Activities ->
**1)** In the text about questions to ask before choosing a Medicare Advantage plan, what should you ask each of your doctors' offices to confirm before you enroll?
**2)** Carry on the text about choosing a Medicare Advantage plan from its last line, the heading on the out-of-pocket maximum.

Reading passage ->
▽

Medicare Advantage plans are marketed heavily — particularly during the Annual Enrollment Period. The TV ads and mailers often emphasize $0 premiums, dental benefits, and grocery allowances. But the plan that looks best in a TV spot may not be the plan that's best for your health and your wallet. Here are five questions that will tell you far more than any advertisement.
1. Are my doctors in-network?
This is the most important question, and the answer must be verified directly — not assumed. Provider networks change from year to year. A doctor who was in-network last year may not be this year. Before enrolling in any Medicare Advantage plan, call each of your doctors' offices and ask them to confirm they accept that specific plan for the upcoming year. Don't rely solely on the carrier's online directory, which can be outdated.
If you have a specialist you see regularly — cardiologist, oncologist, endocrinologist — this question is even more critical. Losing access to a specialist mid-treatment can be both medically and financially disruptive.
2. Are my prescriptions on the formulary, and at what tier?
Every Part D plan (and Medicare Advantage plan with drug coverage) has a formulary — a list of covered drugs. But being on the formulary isn't enough. You also need to know which tier your drug is on, because your copay or coinsurance depends on the tier.
A brand-name drug on a preferred tier might cost you $45/month. The same drug on a non-preferred tier might cost you $95/month or 33% coinsurance with no cap. Use Medicare's Plan Finder at medicare.gov to run a cost comparison based on your specific drug list.
3. What is the plan's out-of-pocket maximum (MOOP)?

△

Data extract ->

▽

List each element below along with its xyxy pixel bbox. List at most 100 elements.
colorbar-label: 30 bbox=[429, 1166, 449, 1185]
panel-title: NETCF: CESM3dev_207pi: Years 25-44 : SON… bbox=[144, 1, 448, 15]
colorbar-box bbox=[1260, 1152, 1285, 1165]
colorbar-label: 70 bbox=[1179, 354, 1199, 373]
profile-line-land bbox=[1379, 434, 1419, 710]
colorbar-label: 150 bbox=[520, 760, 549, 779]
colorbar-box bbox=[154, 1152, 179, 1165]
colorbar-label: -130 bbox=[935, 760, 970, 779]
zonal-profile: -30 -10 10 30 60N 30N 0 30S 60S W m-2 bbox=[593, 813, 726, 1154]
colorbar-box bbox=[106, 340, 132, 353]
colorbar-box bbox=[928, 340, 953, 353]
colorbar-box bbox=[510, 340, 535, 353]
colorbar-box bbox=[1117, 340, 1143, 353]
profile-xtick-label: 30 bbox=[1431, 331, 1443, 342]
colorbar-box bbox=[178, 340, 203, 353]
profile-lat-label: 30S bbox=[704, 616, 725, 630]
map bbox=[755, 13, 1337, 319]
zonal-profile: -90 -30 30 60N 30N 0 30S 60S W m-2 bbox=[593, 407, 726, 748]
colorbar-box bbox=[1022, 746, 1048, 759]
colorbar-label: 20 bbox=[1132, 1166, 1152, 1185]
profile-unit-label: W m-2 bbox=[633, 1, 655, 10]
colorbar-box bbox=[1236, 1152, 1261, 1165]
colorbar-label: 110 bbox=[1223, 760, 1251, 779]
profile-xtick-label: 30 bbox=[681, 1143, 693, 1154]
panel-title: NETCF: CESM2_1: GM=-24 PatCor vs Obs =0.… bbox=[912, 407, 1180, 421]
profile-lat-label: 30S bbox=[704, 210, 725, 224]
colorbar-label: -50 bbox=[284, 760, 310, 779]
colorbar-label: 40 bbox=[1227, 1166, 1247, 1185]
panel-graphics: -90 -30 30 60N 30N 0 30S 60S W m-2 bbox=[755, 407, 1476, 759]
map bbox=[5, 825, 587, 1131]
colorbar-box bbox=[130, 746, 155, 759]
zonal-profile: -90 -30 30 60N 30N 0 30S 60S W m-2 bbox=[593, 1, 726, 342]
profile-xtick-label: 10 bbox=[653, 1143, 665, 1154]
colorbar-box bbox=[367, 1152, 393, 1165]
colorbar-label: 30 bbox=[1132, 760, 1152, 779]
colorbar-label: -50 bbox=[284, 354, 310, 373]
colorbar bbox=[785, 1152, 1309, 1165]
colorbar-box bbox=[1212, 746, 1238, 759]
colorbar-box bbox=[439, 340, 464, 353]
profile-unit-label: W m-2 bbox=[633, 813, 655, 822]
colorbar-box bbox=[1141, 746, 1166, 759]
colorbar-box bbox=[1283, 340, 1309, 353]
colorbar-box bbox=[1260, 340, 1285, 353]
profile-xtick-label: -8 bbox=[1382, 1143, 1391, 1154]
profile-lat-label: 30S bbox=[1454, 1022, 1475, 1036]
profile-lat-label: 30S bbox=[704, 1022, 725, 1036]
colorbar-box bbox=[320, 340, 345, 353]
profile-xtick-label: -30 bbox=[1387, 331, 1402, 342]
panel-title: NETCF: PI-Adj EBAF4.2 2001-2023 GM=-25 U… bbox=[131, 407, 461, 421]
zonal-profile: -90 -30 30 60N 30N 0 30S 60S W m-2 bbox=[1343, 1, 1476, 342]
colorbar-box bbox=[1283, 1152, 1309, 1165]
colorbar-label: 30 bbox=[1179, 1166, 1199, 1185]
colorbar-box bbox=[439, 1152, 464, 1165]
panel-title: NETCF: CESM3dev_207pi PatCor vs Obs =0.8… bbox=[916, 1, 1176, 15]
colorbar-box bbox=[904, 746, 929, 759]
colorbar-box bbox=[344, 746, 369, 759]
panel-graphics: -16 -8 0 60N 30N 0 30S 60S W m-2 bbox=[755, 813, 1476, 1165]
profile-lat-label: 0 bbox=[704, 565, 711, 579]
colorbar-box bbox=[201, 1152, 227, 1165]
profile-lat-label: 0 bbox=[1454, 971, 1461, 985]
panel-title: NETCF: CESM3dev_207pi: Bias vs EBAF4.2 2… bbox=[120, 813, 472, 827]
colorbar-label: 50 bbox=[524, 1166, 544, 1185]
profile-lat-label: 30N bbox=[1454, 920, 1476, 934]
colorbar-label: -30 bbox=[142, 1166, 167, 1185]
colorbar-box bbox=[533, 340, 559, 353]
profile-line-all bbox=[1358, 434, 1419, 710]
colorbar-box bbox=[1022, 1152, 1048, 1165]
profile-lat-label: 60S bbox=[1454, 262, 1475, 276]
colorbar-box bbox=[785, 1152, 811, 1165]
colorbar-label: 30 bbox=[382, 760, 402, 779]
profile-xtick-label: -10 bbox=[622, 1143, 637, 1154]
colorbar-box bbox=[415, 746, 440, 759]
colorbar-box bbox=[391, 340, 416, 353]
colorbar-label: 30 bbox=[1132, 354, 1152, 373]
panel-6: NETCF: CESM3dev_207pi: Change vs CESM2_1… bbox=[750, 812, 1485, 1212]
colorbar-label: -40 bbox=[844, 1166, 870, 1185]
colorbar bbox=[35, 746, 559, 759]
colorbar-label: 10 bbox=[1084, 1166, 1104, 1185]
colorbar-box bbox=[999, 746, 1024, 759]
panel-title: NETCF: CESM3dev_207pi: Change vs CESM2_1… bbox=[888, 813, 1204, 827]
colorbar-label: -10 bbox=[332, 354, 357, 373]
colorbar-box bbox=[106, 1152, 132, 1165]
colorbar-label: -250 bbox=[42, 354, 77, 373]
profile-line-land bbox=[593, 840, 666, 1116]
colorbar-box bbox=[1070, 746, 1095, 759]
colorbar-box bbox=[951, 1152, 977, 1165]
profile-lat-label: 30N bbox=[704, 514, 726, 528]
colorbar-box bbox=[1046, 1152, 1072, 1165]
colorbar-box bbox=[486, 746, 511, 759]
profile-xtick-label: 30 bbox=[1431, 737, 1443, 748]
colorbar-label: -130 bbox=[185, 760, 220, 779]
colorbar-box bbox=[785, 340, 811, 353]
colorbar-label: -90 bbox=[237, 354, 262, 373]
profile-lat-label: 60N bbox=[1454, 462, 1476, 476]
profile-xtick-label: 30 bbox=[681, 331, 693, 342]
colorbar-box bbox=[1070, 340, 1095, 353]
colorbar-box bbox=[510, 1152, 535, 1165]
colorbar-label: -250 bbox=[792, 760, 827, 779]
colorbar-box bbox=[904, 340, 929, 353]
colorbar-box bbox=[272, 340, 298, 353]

△

Answers to this exercise ->
**1)** That they accept that specific plan for the upcoming year.

**2)**
Every Medicare Advantage plan must set an annual out-of-pocket maximum — the most you'll pay for covered Part A and Part B services in a year. In 2025, the maximum allowed MOOP is $9,350 for in-network care and $14,000 for combined in- and out-of-network care.
Don't just note that a MOOP exists — compare the actual numbers. A plan with a $3,500 MOOP and a modest premium may be far better protection than a $0-premium plan with a $9,000 MOOP if you have significant health needs.
4. Does the plan require prior authorization for services I need?
Medicare Advantage plans can require prior authorization before they'll cover certain services — imaging, specialist visits, outpatient procedures, and more. This is legal and common, but it adds administrative burden and can delay care. Ask your current doctors whether prior authorization has been an issue with the plan you're considering, and check the plan's coverage policies for the services you use most.
5. Will this plan still be available (and this good) next year?
Medicare Advantage plan details are set annually. The plan you enroll in today may have different premiums, benefits, networks, and formularies next October. There's no guarantee that what you're getting this year will still be available or affordable next year.
This isn't a reason to avoid Medicare Advantage — it's a reason to conduct an annual review every fall during the Annual Enrollment Period. A good agent will proactively contact you every year to review changes in your plan.
We Do This Work for You
Evaluating Medicare Advantage plans across multiple carriers, networks, and formularies is exactly what Insurance Innovators LLC does. We'll verify your doctors, run your drug list, and compare plans side by side — at no cost to you. Call us at (530) 395-5309.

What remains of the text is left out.